**PROMPT**
Each line of the material must be repeated precisely, with the pictures left out.

Recorded data
>>>
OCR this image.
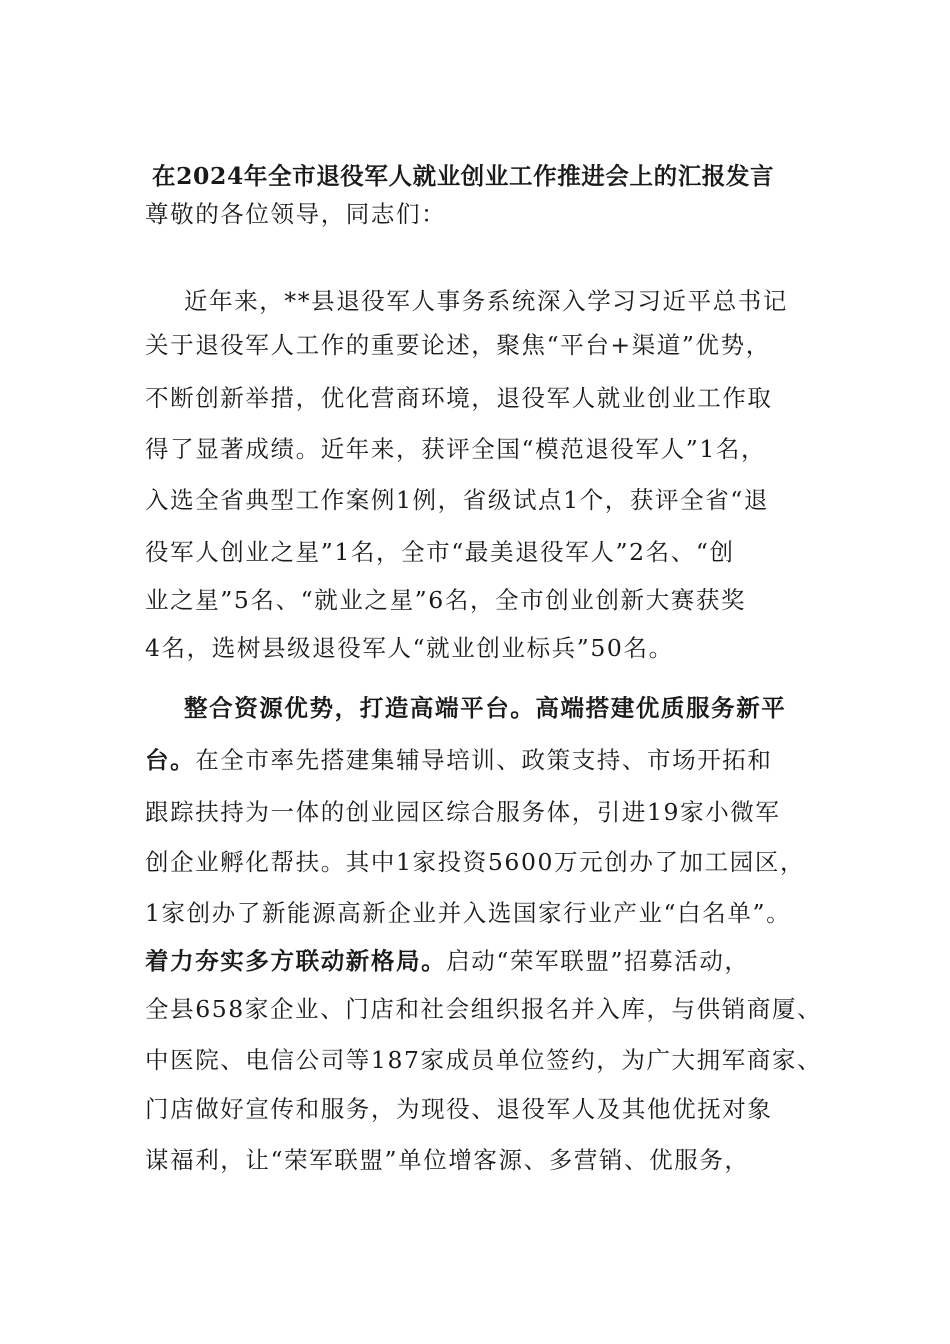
在2024年全市退役军人就业创业工作推进会上的汇报发言
尊敬的各位领导，同志们：
近年来，**县退役军人事务系统深入学习习近平总书记
关于退役军人工作的重要论述，聚焦“平台+渠道”优势，
不断创新举措，优化营商环境，退役军人就业创业工作取
得了显著成绩。近年来，获评全国“模范退役军人”1名，
入选全省典型工作案例1例，省级试点1个，获评全省“退
役军人创业之星”1名，全市“最美退役军人”2名、“创
业之星”5名、“就业之星”6名，全市创业创新大赛获奖
4名，选树县级退役军人“就业创业标兵”50名。
整合资源优势，打造高端平台。高端搭建优质服务新平
台。在全市率先搭建集辅导培训、政策支持、市场开拓和
跟踪扶持为一体的创业园区综合服务体，引进19家小微军
创企业孵化帮扶。其中1家投资5600万元创办了加工园区，
1家创办了新能源高新企业并入选国家行业产业“白名单”。
着力夯实多方联动新格局。启动“荣军联盟”招募活动，
全县658家企业、门店和社会组织报名并入库，与供销商厦、
中医院、电信公司等187家成员单位签约，为广大拥军商家、
门店做好宣传和服务，为现役、退役军人及其他优抚对象
谋福利，让“荣军联盟”单位增客源、多营销、优服务，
<<<
**SOLUTION TO THIS TASK**
OCR this image.
在2024年全市退役军人就业创业工作推进会上的汇报发言
尊敬的各位领导，同志们：
近年来，**县退役军人事务系统深入学习习近平总书记
关于退役军人工作的重要论述，聚焦“平台+渠道”优势，
不断创新举措，优化营商环境，退役军人就业创业工作取
得了显著成绩。近年来，获评全国“模范退役军人”1名，
入选全省典型工作案例1例，省级试点1个，获评全省“退
役军人创业之星”1名，全市“最美退役军人”2名、“创
业之星”5名、“就业之星”6名，全市创业创新大赛获奖
4名，选树县级退役军人“就业创业标兵”50名。
整合资源优势，打造高端平台。高端搭建优质服务新平
台。在全市率先搭建集辅导培训、政策支持、市场开拓和
跟踪扶持为一体的创业园区综合服务体，引进19家小微军
创企业孵化帮扶。其中1家投资5600万元创办了加工园区，
1家创办了新能源高新企业并入选国家行业产业“白名单”。
着力夯实多方联动新格局。启动“荣军联盟”招募活动，
全县658家企业、门店和社会组织报名并入库，与供销商厦、
中医院、电信公司等187家成员单位签约，为广大拥军商家、
门店做好宣传和服务，为现役、退役军人及其他优抚对象
谋福利，让“荣军联盟”单位增客源、多营销、优服务，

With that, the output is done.